== THE PROBLEM ==
Repeat the data below exactly, dropping any pictures it holds.

[start TASK INPUTS]

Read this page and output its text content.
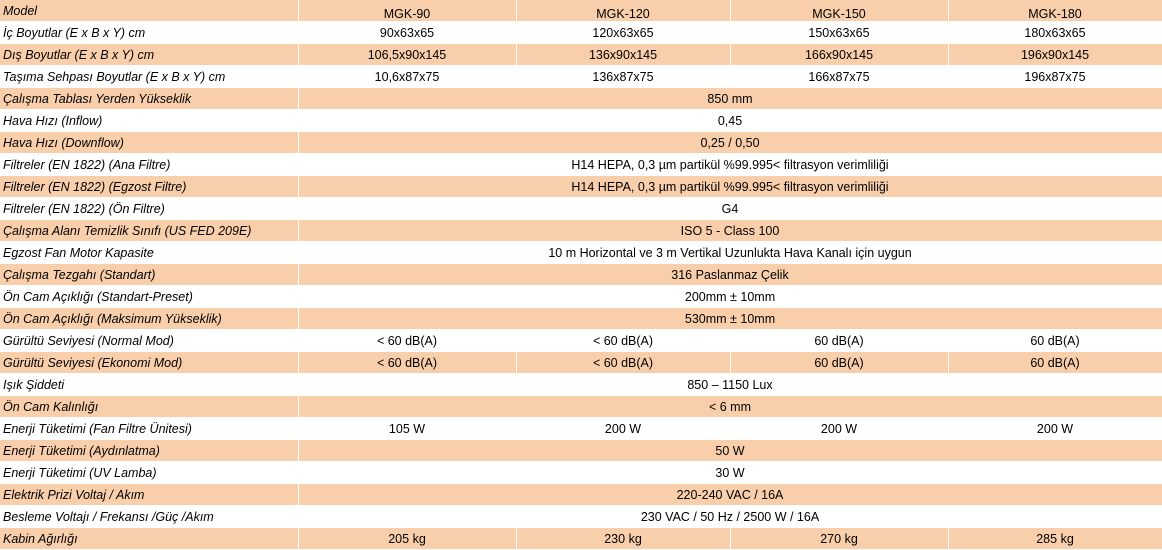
Model	MGK-90	MGK-120	MGK-150	MGK-180
İç Boyutlar (E x B x Y) cm	90x63x65	120x63x65	150x63x65	180x63x65
Dış Boyutlar (E x B x Y) cm	106,5x90x145	136x90x145	166x90x145	196x90x145
Taşıma Sehpası Boyutlar (E x B x Y) cm	10,6x87x75	136x87x75	166x87x75	196x87x75
Çalışma Tablası Yerden Yükseklik	850 mm			
Hava Hızı (Inflow)	0,45			
Hava Hızı (Downflow)	0,25 / 0,50			
Filtreler (EN 1822) (Ana Filtre)	H14 HEPA, 0,3 µm partikül %99.995< filtrasyon verimliliği			
Filtreler (EN 1822) (Egzost Filtre)	H14 HEPA, 0,3 µm partikül %99.995< filtrasyon verimliliği			
Filtreler (EN 1822) (Ön Filtre)	G4			
Çalışma Alanı Temizlik Sınıfı (US FED 209E)	ISO 5 - Class 100			
Egzost Fan Motor Kapasite	10 m Horizontal ve 3 m Vertikal Uzunlukta Hava Kanalı için uygun			
Çalışma Tezgahı (Standart)	316 Paslanmaz Çelik			
Ön Cam Açıklığı (Standart-Preset)	200mm ± 10mm			
Ön Cam Açıklığı (Maksimum Yükseklik)	530mm ± 10mm			
Gürültü Seviyesi (Normal Mod)	< 60 dB(A)	< 60 dB(A)	60 dB(A)	60 dB(A)
Gürültü Seviyesi (Ekonomi Mod)	< 60 dB(A)	< 60 dB(A)	60 dB(A)	60 dB(A)
Işık Şiddeti	850 – 1150 Lux			
Ön Cam Kalınlığı	< 6 mm			
Enerji Tüketimi (Fan Filtre Ünitesi)	105 W	200 W	200 W	200 W
Enerji Tüketimi (Aydınlatma)	50 W			
Enerji Tüketimi (UV Lamba)	30 W			
Elektrik Prizi Voltaj / Akım	220-240 VAC / 16A			
Besleme Voltajı / Frekansı /Güç /Akım	230 VAC / 50 Hz / 2500 W / 16A			
Kabin Ağırlığı	205 kg	230 kg	270 kg	285 kg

[end TASK INPUTS]

== SOLUTION FOR THIS TASK ==
Read this page and output its text content.
Model	MGK-90	MGK-120	MGK-150	MGK-180
İç Boyutlar (E x B x Y) cm	90x63x65	120x63x65	150x63x65	180x63x65
Dış Boyutlar (E x B x Y) cm	106,5x90x145	136x90x145	166x90x145	196x90x145
Taşıma Sehpası Boyutlar (E x B x Y) cm	10,6x87x75	136x87x75	166x87x75	196x87x75
Çalışma Tablası Yerden Yükseklik	850 mm			
Hava Hızı (Inflow)	0,45			
Hava Hızı (Downflow)	0,25 / 0,50			
Filtreler (EN 1822) (Ana Filtre)	H14 HEPA, 0,3 µm partikül %99.995< filtrasyon verimliliği			
Filtreler (EN 1822) (Egzost Filtre)	H14 HEPA, 0,3 µm partikül %99.995< filtrasyon verimliliği			
Filtreler (EN 1822) (Ön Filtre)	G4			
Çalışma Alanı Temizlik Sınıfı (US FED 209E)	ISO 5 - Class 100			
Egzost Fan Motor Kapasite	10 m Horizontal ve 3 m Vertikal Uzunlukta Hava Kanalı için uygun			
Çalışma Tezgahı (Standart)	316 Paslanmaz Çelik			
Ön Cam Açıklığı (Standart-Preset)	200mm ± 10mm			
Ön Cam Açıklığı (Maksimum Yükseklik)	530mm ± 10mm			
Gürültü Seviyesi (Normal Mod)	< 60 dB(A)	< 60 dB(A)	60 dB(A)	60 dB(A)
Gürültü Seviyesi (Ekonomi Mod)	< 60 dB(A)	< 60 dB(A)	60 dB(A)	60 dB(A)
Işık Şiddeti	850 – 1150 Lux			
Ön Cam Kalınlığı	< 6 mm			
Enerji Tüketimi (Fan Filtre Ünitesi)	105 W	200 W	200 W	200 W
Enerji Tüketimi (Aydınlatma)	50 W			
Enerji Tüketimi (UV Lamba)	30 W			
Elektrik Prizi Voltaj / Akım	220-240 VAC / 16A			
Besleme Voltajı / Frekansı /Güç /Akım	230 VAC / 50 Hz / 2500 W / 16A			
Kabin Ağırlığı	205 kg	230 kg	270 kg	285 kg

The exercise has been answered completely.